Work to be completed —
Identify each line below containing the string "from" and copy it.

--- start of Input records ---

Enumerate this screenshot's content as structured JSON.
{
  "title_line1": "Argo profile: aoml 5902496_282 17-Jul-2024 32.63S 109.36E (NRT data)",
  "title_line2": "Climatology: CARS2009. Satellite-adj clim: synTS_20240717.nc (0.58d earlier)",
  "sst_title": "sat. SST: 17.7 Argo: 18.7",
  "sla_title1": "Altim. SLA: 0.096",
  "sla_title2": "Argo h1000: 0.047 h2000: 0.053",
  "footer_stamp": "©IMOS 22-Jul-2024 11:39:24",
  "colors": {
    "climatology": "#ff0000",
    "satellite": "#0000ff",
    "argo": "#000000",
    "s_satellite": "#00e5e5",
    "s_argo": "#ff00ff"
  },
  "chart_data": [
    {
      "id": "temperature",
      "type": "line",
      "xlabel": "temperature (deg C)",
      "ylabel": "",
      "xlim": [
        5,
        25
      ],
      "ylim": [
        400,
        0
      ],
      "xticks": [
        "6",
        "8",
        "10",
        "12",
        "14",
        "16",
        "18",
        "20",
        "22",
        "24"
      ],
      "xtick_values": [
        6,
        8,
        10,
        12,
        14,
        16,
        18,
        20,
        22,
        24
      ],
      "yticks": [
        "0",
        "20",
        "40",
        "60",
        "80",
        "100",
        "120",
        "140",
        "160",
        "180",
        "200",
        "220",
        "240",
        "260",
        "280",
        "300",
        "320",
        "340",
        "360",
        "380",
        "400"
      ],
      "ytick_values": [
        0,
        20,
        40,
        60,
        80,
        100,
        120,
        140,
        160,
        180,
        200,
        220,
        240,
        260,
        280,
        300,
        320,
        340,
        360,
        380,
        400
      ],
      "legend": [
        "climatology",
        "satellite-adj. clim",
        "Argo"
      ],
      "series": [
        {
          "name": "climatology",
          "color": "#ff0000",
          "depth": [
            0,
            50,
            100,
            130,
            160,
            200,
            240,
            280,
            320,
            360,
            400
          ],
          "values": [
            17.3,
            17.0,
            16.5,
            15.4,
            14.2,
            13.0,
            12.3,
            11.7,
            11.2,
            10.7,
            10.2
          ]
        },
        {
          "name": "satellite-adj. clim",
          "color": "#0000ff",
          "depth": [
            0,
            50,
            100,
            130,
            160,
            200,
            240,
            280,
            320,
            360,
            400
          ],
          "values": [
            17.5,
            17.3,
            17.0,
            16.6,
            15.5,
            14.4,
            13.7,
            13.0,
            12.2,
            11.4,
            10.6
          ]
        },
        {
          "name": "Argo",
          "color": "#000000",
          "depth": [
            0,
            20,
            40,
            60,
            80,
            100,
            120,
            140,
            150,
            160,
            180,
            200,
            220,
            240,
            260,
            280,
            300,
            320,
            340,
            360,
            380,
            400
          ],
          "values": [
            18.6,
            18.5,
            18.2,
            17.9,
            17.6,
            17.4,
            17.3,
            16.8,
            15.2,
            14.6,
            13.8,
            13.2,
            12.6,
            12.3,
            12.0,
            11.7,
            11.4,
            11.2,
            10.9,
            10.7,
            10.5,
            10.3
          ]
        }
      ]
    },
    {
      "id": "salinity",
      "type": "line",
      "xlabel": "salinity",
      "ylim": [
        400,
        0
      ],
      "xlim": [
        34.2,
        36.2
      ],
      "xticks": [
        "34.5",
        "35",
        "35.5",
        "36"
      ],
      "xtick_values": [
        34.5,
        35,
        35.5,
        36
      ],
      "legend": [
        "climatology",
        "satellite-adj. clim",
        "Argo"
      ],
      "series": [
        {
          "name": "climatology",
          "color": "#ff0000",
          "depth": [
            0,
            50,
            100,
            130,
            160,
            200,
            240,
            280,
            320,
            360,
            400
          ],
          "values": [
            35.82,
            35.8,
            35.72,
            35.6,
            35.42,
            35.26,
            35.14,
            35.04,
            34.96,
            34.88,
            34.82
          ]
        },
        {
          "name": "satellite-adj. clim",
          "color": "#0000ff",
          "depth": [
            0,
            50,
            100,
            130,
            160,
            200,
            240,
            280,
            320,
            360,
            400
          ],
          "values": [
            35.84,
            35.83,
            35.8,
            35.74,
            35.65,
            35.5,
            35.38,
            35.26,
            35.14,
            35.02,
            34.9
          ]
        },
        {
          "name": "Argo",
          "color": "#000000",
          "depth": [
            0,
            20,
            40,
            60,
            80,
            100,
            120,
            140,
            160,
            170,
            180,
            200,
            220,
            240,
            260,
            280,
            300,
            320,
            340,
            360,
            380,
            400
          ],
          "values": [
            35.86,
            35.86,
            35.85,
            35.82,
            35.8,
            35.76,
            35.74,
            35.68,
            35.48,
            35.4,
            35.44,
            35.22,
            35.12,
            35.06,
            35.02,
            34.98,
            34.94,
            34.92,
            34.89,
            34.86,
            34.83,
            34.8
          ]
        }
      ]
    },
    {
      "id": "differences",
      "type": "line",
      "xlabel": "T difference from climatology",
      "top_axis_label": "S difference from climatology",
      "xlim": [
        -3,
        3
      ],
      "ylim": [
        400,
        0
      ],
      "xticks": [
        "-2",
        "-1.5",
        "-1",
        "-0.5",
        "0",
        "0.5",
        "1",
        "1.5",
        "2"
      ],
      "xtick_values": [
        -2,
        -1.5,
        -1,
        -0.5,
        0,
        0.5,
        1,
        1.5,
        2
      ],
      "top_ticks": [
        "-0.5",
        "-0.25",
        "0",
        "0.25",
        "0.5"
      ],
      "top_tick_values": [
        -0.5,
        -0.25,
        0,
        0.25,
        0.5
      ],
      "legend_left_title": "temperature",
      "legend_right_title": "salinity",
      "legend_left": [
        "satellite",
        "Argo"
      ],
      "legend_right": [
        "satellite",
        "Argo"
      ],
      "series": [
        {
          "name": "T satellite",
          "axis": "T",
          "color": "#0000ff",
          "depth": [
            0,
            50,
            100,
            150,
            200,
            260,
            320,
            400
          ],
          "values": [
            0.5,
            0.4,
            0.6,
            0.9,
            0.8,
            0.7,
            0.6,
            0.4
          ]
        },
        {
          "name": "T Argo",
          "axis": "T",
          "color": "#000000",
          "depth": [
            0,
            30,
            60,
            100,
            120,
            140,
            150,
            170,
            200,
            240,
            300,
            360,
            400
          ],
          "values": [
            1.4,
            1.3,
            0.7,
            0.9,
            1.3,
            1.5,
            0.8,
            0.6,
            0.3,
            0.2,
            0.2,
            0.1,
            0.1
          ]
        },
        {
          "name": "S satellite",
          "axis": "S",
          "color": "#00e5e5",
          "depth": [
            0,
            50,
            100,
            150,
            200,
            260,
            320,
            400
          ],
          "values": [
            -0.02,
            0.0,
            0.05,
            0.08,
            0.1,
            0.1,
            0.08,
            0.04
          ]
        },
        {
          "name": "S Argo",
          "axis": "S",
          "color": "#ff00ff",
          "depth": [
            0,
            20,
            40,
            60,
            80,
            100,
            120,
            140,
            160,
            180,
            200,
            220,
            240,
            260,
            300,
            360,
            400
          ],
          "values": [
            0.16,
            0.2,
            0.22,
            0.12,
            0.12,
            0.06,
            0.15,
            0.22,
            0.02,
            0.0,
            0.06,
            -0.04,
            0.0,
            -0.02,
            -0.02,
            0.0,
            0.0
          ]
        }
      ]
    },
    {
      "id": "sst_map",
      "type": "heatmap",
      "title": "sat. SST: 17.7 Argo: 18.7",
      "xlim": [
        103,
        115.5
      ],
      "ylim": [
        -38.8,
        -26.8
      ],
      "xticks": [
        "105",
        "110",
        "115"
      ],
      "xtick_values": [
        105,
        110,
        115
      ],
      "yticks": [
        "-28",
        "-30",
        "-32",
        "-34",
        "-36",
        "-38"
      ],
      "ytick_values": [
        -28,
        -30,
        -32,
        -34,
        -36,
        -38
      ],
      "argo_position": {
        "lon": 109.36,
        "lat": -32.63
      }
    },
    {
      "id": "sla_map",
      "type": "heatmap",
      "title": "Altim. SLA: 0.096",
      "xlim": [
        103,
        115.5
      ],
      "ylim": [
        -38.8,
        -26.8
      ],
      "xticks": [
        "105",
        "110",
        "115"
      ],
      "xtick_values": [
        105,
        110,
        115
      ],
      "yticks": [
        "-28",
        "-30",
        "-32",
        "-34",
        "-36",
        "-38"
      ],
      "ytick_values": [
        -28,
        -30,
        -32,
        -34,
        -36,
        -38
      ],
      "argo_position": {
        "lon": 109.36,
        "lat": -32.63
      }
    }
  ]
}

--- end of Input records ---

Exercise answer —
      "xlabel": "T difference from climatology",
      "top_axis_label": "S difference from climatology",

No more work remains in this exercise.